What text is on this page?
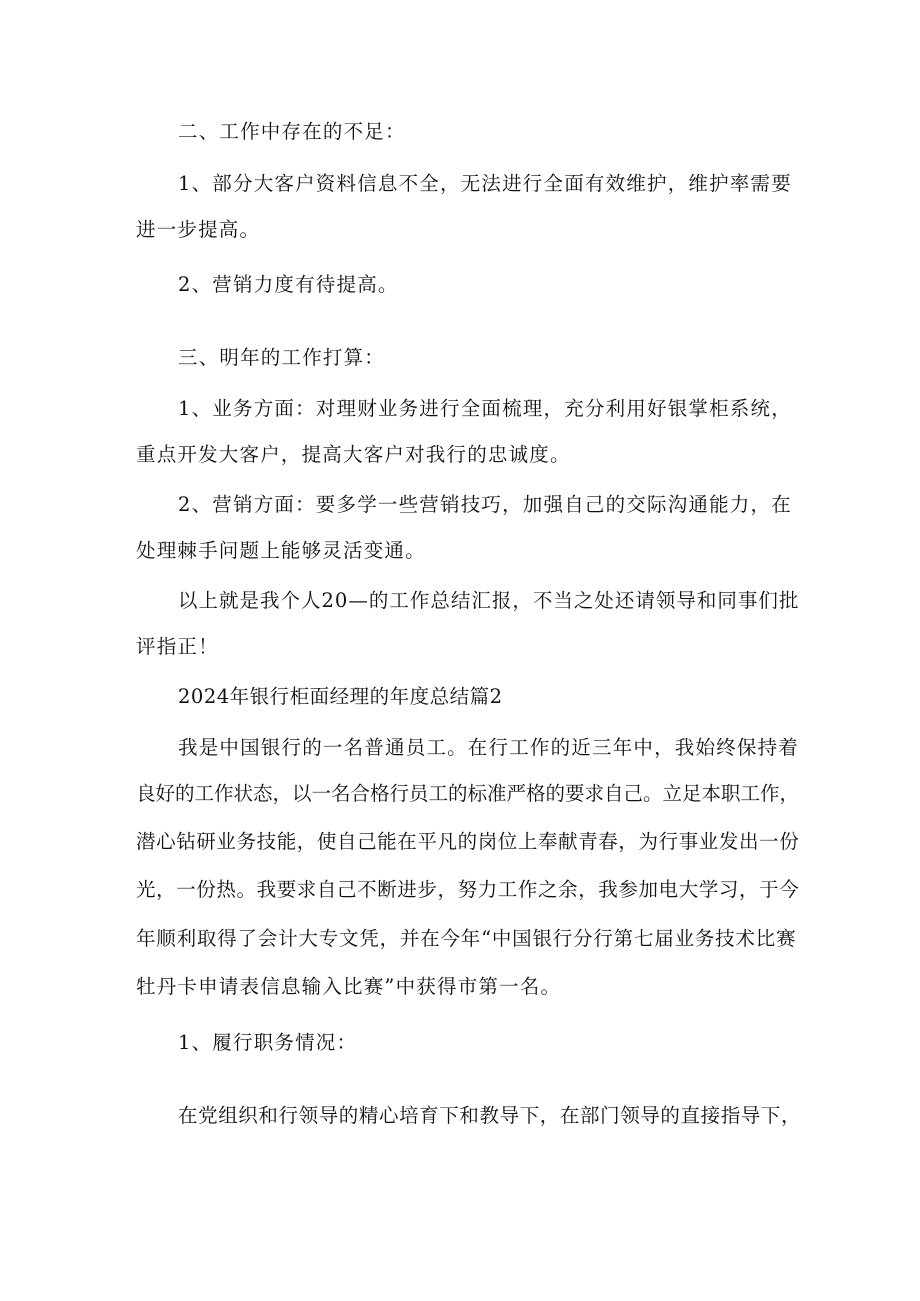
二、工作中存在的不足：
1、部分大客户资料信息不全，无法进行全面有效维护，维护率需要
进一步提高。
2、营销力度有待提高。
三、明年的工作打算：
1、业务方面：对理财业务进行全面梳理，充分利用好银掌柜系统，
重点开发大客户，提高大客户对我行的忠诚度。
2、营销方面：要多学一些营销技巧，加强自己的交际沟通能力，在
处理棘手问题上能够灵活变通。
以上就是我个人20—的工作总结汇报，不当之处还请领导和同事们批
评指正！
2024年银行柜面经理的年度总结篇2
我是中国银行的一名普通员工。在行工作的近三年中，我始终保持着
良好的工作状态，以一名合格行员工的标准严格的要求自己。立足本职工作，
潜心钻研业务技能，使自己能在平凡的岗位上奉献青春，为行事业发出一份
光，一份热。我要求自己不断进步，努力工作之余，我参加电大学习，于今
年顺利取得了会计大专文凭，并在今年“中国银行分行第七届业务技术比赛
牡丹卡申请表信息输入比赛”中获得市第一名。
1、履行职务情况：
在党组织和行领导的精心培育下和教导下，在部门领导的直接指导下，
---
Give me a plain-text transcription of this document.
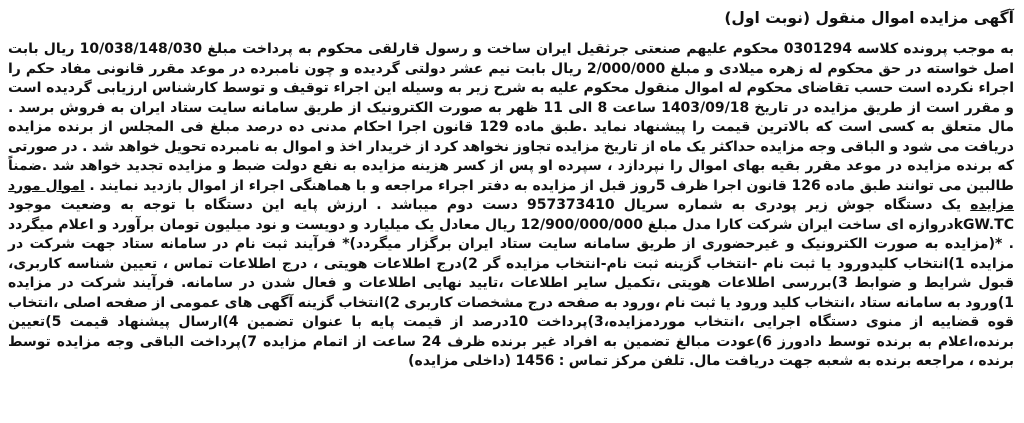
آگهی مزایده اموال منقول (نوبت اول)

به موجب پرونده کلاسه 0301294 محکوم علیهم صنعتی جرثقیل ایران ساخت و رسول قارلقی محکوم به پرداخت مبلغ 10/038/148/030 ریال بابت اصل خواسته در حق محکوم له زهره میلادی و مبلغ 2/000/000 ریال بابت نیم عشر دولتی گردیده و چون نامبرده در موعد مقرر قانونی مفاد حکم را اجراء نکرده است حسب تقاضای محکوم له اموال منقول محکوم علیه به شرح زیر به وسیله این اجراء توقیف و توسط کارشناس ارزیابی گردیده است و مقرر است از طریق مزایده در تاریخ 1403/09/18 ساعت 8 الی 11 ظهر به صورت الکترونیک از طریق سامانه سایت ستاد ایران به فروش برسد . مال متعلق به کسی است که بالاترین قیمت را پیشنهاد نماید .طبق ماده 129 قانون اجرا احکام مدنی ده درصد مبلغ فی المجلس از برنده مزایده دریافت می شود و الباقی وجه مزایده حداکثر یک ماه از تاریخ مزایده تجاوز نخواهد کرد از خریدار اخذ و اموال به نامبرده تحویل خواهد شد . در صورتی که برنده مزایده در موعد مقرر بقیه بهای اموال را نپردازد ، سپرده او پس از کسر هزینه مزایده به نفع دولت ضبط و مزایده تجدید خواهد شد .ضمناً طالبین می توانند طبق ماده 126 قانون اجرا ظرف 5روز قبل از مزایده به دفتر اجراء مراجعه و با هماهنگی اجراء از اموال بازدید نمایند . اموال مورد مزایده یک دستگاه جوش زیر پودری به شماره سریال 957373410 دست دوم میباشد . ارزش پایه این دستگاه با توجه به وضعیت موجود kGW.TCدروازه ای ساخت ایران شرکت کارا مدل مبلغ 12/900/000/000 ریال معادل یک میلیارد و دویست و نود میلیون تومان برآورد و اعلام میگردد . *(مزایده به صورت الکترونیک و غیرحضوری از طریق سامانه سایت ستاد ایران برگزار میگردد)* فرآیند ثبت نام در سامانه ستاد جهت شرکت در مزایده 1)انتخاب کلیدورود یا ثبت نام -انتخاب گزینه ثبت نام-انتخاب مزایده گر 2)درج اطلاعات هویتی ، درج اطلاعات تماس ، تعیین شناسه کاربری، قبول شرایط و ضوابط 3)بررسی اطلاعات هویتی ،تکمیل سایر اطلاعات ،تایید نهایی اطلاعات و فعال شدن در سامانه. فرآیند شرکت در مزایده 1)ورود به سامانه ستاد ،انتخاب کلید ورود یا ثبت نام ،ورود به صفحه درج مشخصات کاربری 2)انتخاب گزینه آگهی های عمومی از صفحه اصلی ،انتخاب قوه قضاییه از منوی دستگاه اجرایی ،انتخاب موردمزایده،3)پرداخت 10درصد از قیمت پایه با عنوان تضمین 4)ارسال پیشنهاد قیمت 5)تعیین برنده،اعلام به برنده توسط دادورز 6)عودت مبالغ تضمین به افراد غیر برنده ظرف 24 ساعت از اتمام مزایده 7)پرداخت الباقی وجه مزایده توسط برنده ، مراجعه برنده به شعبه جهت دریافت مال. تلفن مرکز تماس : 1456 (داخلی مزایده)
---
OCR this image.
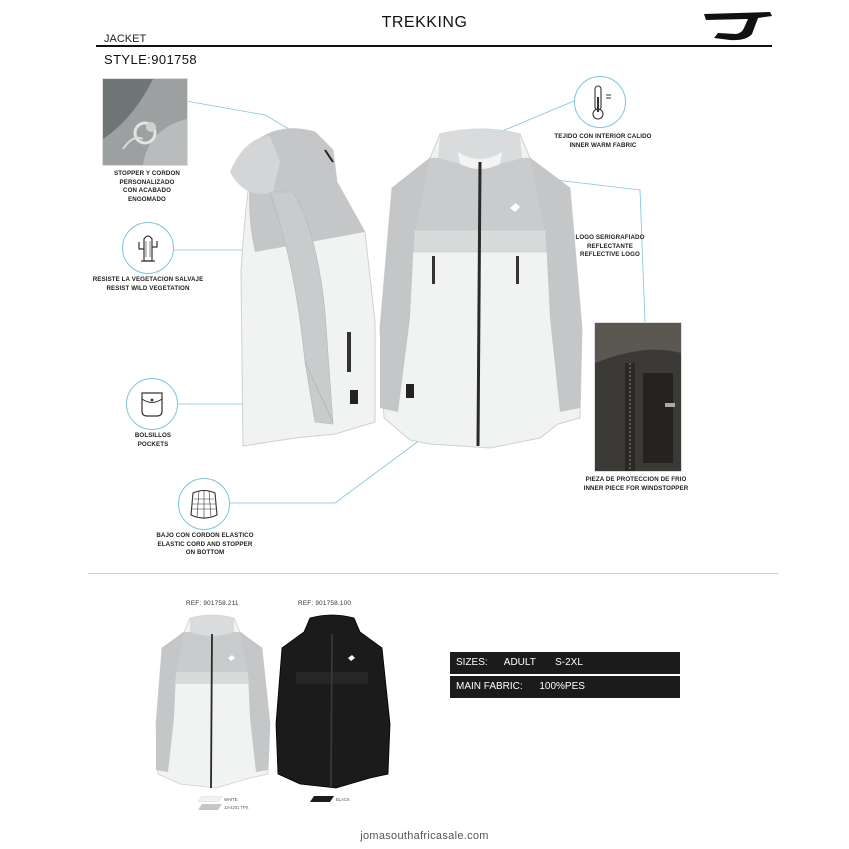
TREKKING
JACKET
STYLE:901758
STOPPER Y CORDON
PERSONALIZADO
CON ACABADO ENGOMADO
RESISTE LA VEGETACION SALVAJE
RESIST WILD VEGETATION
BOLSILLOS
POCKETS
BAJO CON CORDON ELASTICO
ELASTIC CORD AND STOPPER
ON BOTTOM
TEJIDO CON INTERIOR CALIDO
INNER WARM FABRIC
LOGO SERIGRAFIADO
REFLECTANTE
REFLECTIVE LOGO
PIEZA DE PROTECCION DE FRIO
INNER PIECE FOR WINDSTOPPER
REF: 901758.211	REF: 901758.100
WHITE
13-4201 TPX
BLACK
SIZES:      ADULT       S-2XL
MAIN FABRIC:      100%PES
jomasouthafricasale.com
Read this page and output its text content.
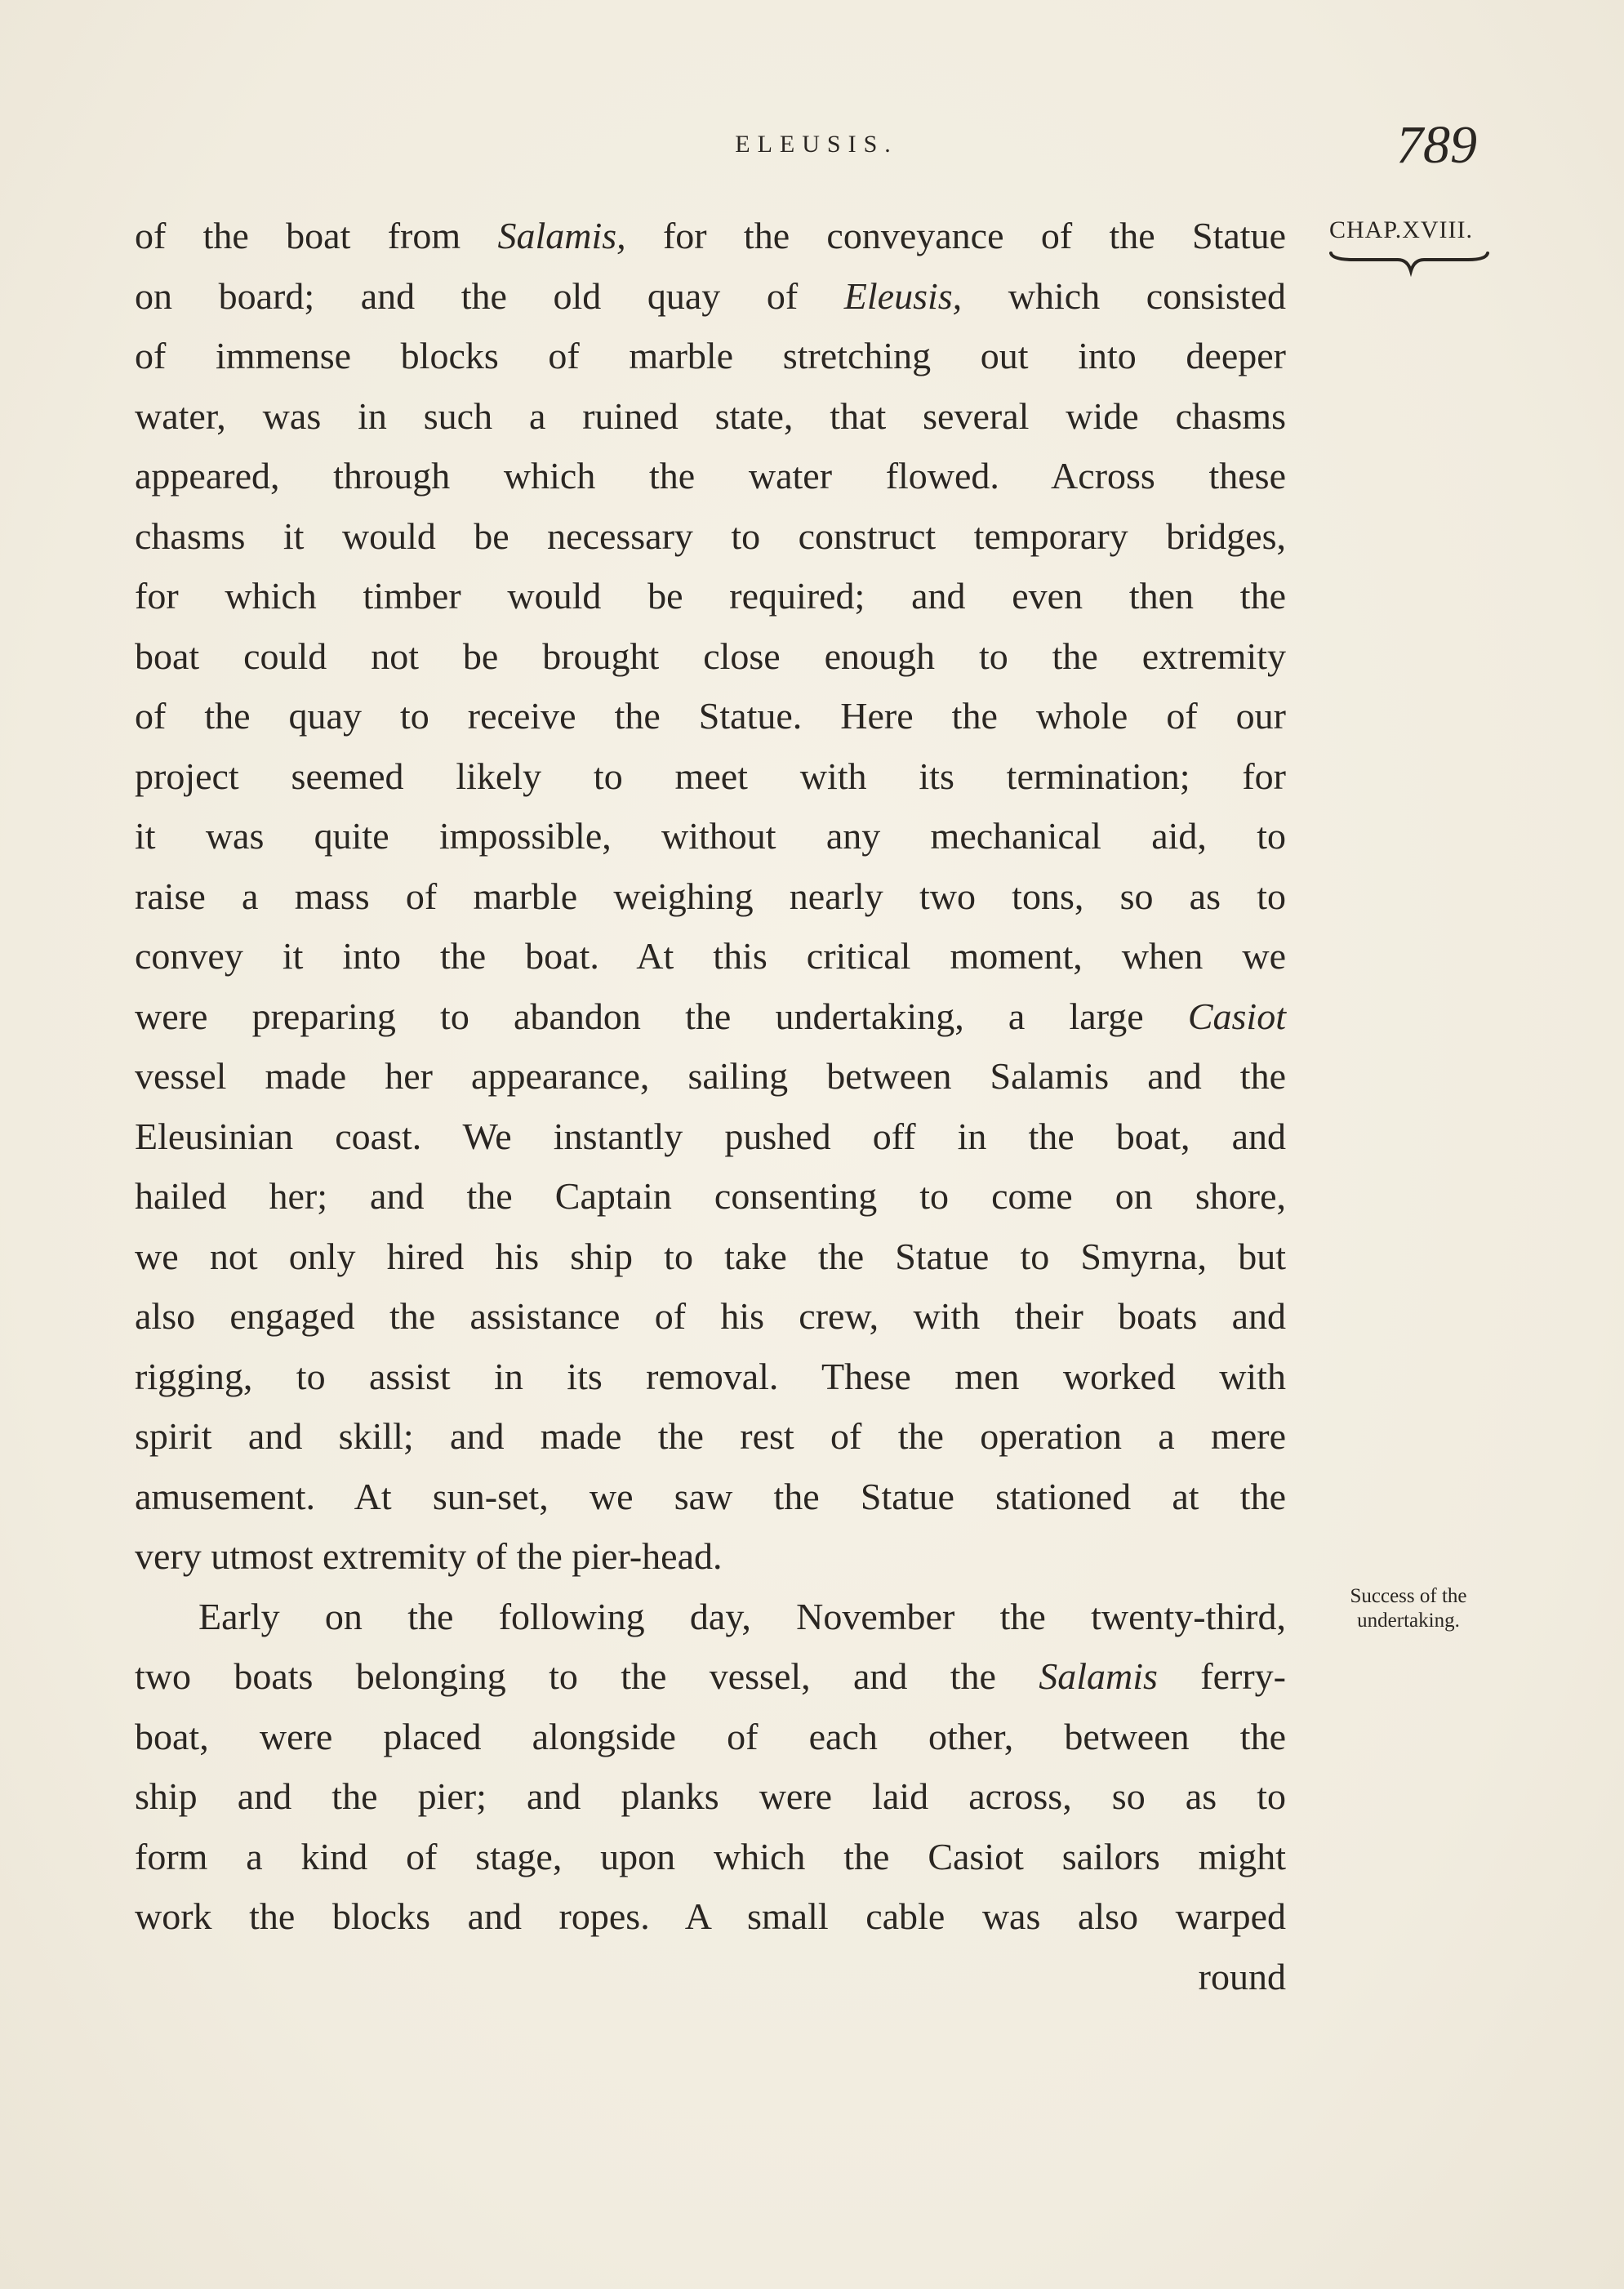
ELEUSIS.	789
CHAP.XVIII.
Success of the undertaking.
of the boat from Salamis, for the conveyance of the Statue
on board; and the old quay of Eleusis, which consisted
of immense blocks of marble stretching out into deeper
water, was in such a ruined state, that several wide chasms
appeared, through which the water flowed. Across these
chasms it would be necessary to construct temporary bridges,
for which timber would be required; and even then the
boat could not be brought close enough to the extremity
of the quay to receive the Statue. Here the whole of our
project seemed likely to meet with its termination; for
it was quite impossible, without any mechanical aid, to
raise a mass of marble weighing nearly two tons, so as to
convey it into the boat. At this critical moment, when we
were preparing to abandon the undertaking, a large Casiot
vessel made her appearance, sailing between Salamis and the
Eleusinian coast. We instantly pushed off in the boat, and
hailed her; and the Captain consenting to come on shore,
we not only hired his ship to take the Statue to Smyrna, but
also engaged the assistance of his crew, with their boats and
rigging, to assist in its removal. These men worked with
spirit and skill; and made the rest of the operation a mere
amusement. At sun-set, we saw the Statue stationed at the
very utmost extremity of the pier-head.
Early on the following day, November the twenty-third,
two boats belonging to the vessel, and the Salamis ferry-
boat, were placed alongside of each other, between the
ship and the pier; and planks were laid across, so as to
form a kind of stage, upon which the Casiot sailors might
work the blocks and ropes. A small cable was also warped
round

### PROBLEM DESCRIPTION
From the data above, show each line that contains "FABRIC".

### WRITTEN ANSWER
INNER WARM FABRIC
MAIN FABRIC:      100%PES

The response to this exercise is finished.